[Begin RECORD LIST]

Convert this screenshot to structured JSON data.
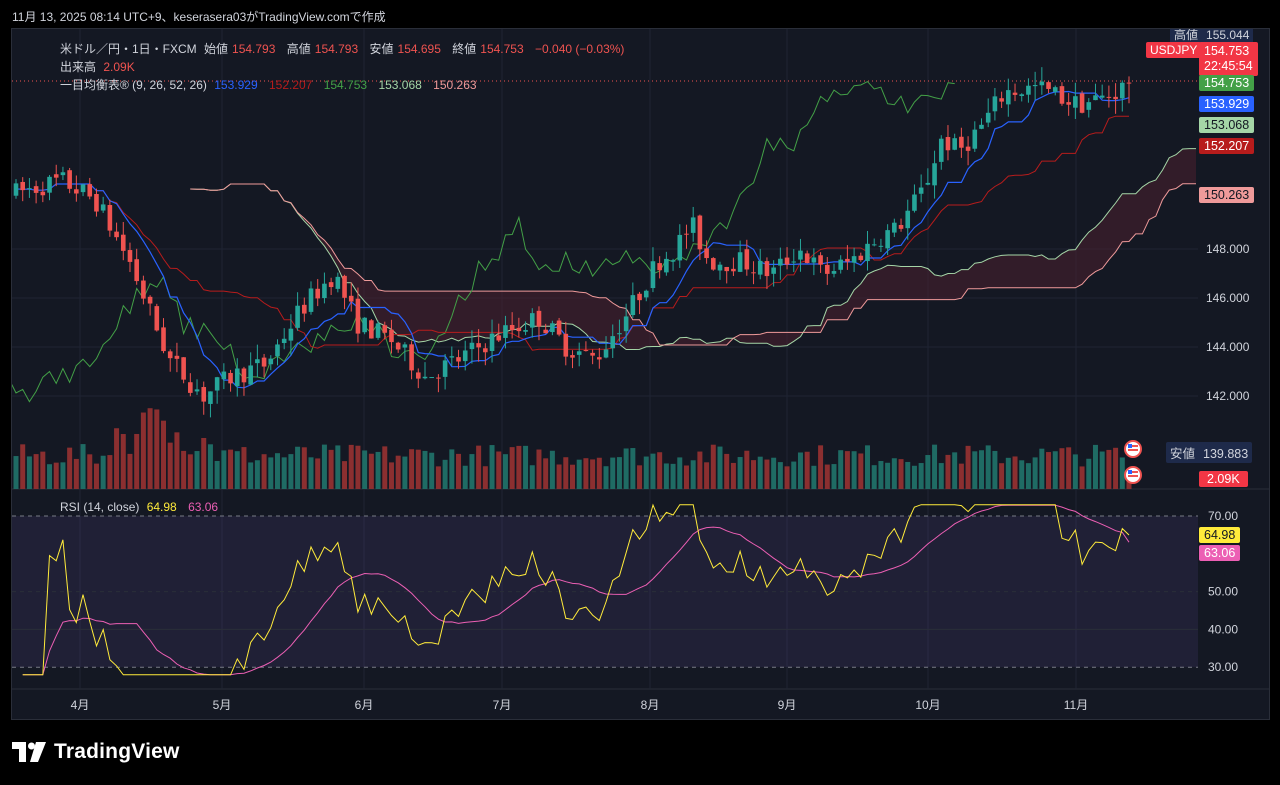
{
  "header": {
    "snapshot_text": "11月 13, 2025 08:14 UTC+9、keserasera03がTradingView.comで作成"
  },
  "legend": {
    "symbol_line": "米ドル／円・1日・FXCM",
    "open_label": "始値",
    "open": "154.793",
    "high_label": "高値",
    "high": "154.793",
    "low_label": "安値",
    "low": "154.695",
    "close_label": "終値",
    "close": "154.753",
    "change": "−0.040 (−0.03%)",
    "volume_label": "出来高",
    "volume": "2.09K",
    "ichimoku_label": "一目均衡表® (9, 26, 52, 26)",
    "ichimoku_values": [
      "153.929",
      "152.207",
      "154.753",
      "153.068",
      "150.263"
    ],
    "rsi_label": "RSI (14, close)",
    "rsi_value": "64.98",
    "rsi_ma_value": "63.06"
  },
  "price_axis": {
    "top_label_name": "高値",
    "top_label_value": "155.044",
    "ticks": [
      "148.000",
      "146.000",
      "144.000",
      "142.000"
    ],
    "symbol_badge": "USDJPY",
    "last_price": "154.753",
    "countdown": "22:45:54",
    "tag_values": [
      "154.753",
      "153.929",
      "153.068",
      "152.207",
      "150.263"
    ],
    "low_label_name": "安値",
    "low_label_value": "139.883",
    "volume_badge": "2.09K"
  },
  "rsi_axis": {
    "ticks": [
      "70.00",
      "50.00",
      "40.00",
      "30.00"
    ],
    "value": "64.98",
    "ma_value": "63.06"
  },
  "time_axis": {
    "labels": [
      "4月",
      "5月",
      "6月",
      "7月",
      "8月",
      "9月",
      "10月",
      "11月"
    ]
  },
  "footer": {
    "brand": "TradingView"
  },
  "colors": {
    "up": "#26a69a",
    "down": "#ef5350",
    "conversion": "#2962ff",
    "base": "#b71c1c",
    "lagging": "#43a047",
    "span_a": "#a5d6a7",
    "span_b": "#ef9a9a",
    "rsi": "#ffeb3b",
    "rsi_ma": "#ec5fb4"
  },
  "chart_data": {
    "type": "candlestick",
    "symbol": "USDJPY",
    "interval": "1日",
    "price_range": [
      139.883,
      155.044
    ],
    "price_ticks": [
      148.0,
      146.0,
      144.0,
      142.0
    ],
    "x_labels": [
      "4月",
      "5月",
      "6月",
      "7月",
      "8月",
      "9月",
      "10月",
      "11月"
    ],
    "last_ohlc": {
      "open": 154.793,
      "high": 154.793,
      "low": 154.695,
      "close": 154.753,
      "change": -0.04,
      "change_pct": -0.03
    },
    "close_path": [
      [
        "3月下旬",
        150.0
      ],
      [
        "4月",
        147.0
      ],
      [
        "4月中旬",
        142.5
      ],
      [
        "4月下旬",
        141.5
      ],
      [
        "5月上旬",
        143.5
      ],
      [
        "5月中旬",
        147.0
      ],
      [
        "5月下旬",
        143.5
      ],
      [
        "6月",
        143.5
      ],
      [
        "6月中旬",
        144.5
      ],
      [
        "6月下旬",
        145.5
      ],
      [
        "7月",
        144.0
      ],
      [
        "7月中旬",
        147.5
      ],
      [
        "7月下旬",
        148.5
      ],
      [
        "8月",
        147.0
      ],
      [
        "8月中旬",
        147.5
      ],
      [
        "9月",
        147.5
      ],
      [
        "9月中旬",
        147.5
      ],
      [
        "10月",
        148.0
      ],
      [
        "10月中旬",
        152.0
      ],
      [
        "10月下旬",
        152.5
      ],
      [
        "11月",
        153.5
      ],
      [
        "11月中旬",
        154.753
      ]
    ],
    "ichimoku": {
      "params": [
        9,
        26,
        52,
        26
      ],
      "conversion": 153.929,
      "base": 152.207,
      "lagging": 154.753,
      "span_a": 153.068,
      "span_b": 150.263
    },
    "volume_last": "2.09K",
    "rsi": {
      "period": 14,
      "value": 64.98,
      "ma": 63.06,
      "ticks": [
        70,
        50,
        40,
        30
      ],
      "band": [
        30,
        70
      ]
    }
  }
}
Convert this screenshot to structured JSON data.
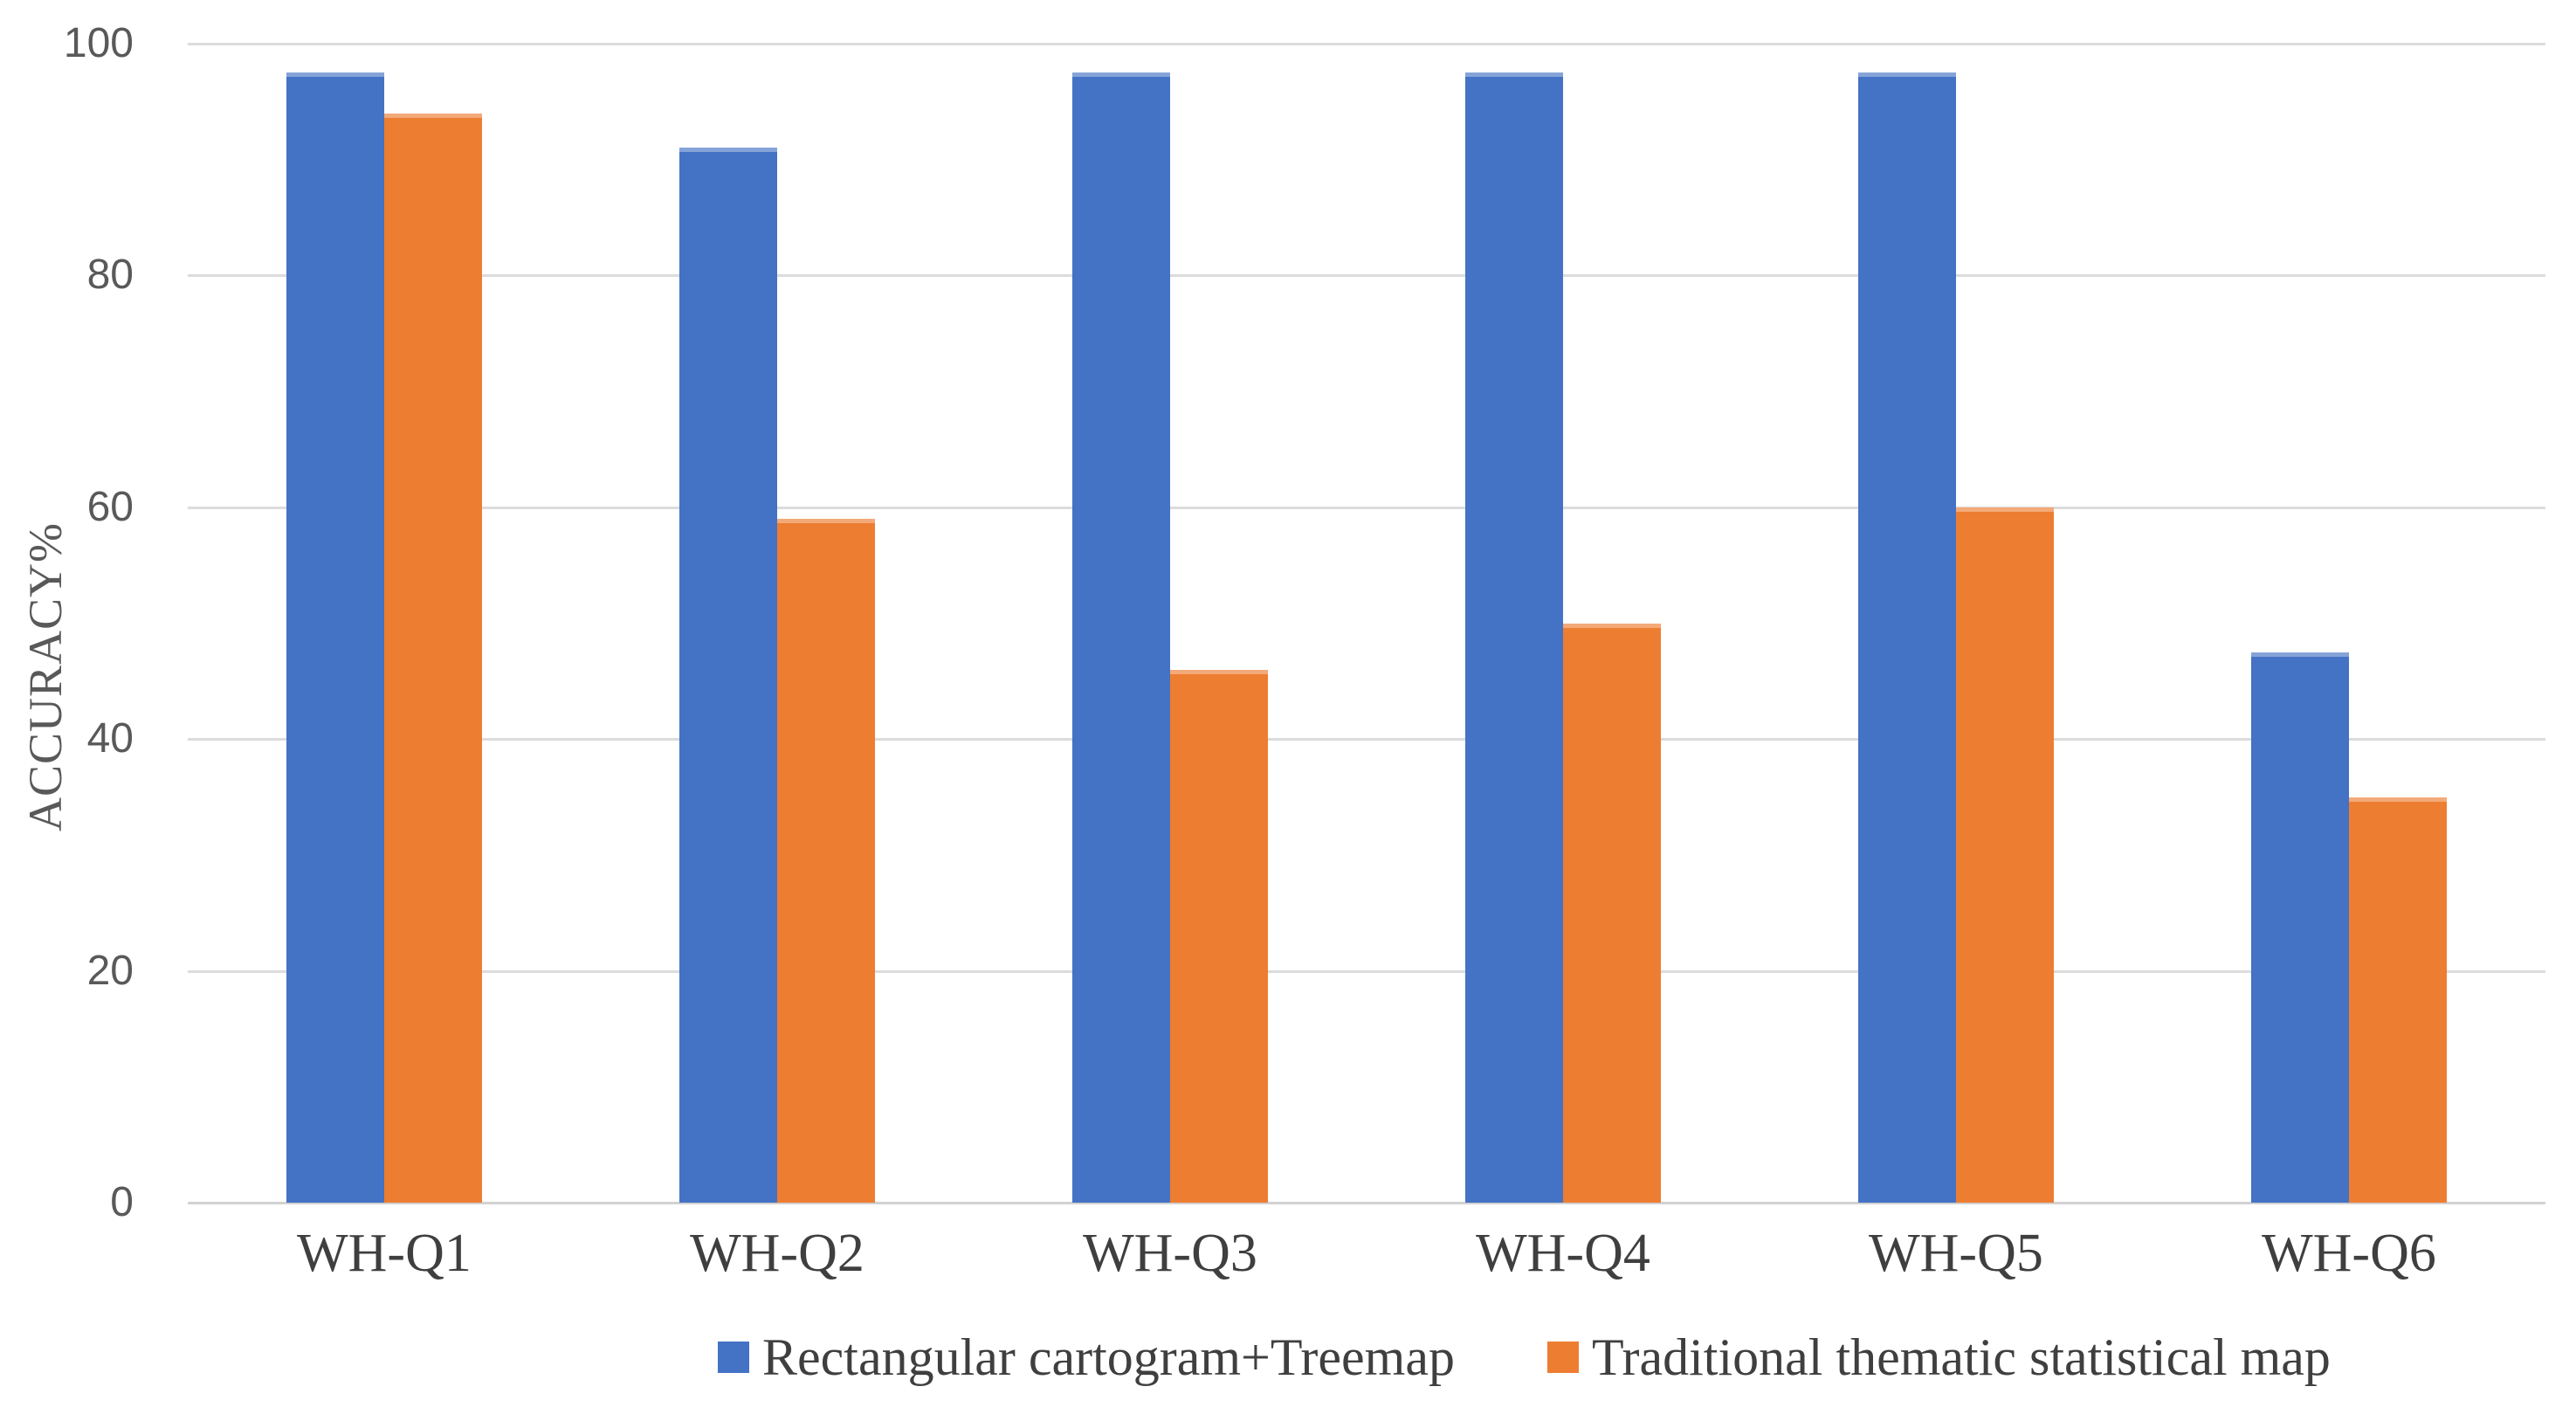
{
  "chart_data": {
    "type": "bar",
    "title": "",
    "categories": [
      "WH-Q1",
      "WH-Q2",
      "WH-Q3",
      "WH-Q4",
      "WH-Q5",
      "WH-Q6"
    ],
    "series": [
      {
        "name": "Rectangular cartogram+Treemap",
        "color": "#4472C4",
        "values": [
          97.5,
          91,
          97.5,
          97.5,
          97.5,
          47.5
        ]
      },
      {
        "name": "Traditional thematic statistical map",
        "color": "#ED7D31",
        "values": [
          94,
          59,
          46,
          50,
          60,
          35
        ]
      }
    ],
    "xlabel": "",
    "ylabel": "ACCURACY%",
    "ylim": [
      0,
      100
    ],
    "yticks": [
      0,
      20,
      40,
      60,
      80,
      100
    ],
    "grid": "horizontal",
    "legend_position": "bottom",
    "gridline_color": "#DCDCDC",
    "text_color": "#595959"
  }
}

[End RECORD LIST]

Copy the material shown above in full and exactly. Skip the pictures.

Convert this screenshot to structured JSON data.
{
  "header": {
    "snapshot_text": "11月 13, 2025 08:14 UTC+9、keserasera03がTradingView.comで作成"
  },
  "legend": {
    "symbol_line": "米ドル／円・1日・FXCM",
    "open_label": "始値",
    "open": "154.793",
    "high_label": "高値",
    "high": "154.793",
    "low_label": "安値",
    "low": "154.695",
    "close_label": "終値",
    "close": "154.753",
    "change": "−0.040 (−0.03%)",
    "volume_label": "出来高",
    "volume": "2.09K",
    "ichimoku_label": "一目均衡表® (9, 26, 52, 26)",
    "ichimoku_values": [
      "153.929",
      "152.207",
      "154.753",
      "153.068",
      "150.263"
    ],
    "rsi_label": "RSI (14, close)",
    "rsi_value": "64.98",
    "rsi_ma_value": "63.06"
  },
  "price_axis": {
    "top_label_name": "高値",
    "top_label_value": "155.044",
    "ticks": [
      "148.000",
      "146.000",
      "144.000",
      "142.000"
    ],
    "symbol_badge": "USDJPY",
    "last_price": "154.753",
    "countdown": "22:45:54",
    "tag_values": [
      "154.753",
      "153.929",
      "153.068",
      "152.207",
      "150.263"
    ],
    "low_label_name": "安値",
    "low_label_value": "139.883",
    "volume_badge": "2.09K"
  },
  "rsi_axis": {
    "ticks": [
      "70.00",
      "50.00",
      "40.00",
      "30.00"
    ],
    "value": "64.98",
    "ma_value": "63.06"
  },
  "time_axis": {
    "labels": [
      "4月",
      "5月",
      "6月",
      "7月",
      "8月",
      "9月",
      "10月",
      "11月"
    ]
  },
  "footer": {
    "brand": "TradingView"
  },
  "colors": {
    "up": "#26a69a",
    "down": "#ef5350",
    "conversion": "#2962ff",
    "base": "#b71c1c",
    "lagging": "#43a047",
    "span_a": "#a5d6a7",
    "span_b": "#ef9a9a",
    "rsi": "#ffeb3b",
    "rsi_ma": "#ec5fb4"
  },
  "chart_data": {
    "type": "candlestick",
    "symbol": "USDJPY",
    "interval": "1日",
    "price_range": [
      139.883,
      155.044
    ],
    "price_ticks": [
      148.0,
      146.0,
      144.0,
      142.0
    ],
    "x_labels": [
      "4月",
      "5月",
      "6月",
      "7月",
      "8月",
      "9月",
      "10月",
      "11月"
    ],
    "last_ohlc": {
      "open": 154.793,
      "high": 154.793,
      "low": 154.695,
      "close": 154.753,
      "change": -0.04,
      "change_pct": -0.03
    },
    "close_path": [
      [
        "3月下旬",
        150.0
      ],
      [
        "4月",
        147.0
      ],
      [
        "4月中旬",
        142.5
      ],
      [
        "4月下旬",
        141.5
      ],
      [
        "5月上旬",
        143.5
      ],
      [
        "5月中旬",
        147.0
      ],
      [
        "5月下旬",
        143.5
      ],
      [
        "6月",
        143.5
      ],
      [
        "6月中旬",
        144.5
      ],
      [
        "6月下旬",
        145.5
      ],
      [
        "7月",
        144.0
      ],
      [
        "7月中旬",
        147.5
      ],
      [
        "7月下旬",
        148.5
      ],
      [
        "8月",
        147.0
      ],
      [
        "8月中旬",
        147.5
      ],
      [
        "9月",
        147.5
      ],
      [
        "9月中旬",
        147.5
      ],
      [
        "10月",
        148.0
      ],
      [
        "10月中旬",
        152.0
      ],
      [
        "10月下旬",
        152.5
      ],
      [
        "11月",
        153.5
      ],
      [
        "11月中旬",
        154.753
      ]
    ],
    "ichimoku": {
      "params": [
        9,
        26,
        52,
        26
      ],
      "conversion": 153.929,
      "base": 152.207,
      "lagging": 154.753,
      "span_a": 153.068,
      "span_b": 150.263
    },
    "volume_last": "2.09K",
    "rsi": {
      "period": 14,
      "value": 64.98,
      "ma": 63.06,
      "ticks": [
        70,
        50,
        40,
        30
      ],
      "band": [
        30,
        70
      ]
    }
  }
}
Convert this screenshot to structured JSON data.
{
  "chart_data": {
    "type": "bar",
    "title": "",
    "categories": [
      "WH-Q1",
      "WH-Q2",
      "WH-Q3",
      "WH-Q4",
      "WH-Q5",
      "WH-Q6"
    ],
    "series": [
      {
        "name": "Rectangular cartogram+Treemap",
        "color": "#4472C4",
        "values": [
          97.5,
          91,
          97.5,
          97.5,
          97.5,
          47.5
        ]
      },
      {
        "name": "Traditional thematic statistical map",
        "color": "#ED7D31",
        "values": [
          94,
          59,
          46,
          50,
          60,
          35
        ]
      }
    ],
    "xlabel": "",
    "ylabel": "ACCURACY%",
    "ylim": [
      0,
      100
    ],
    "yticks": [
      0,
      20,
      40,
      60,
      80,
      100
    ],
    "grid": "horizontal",
    "legend_position": "bottom",
    "gridline_color": "#DCDCDC",
    "text_color": "#595959"
  }
}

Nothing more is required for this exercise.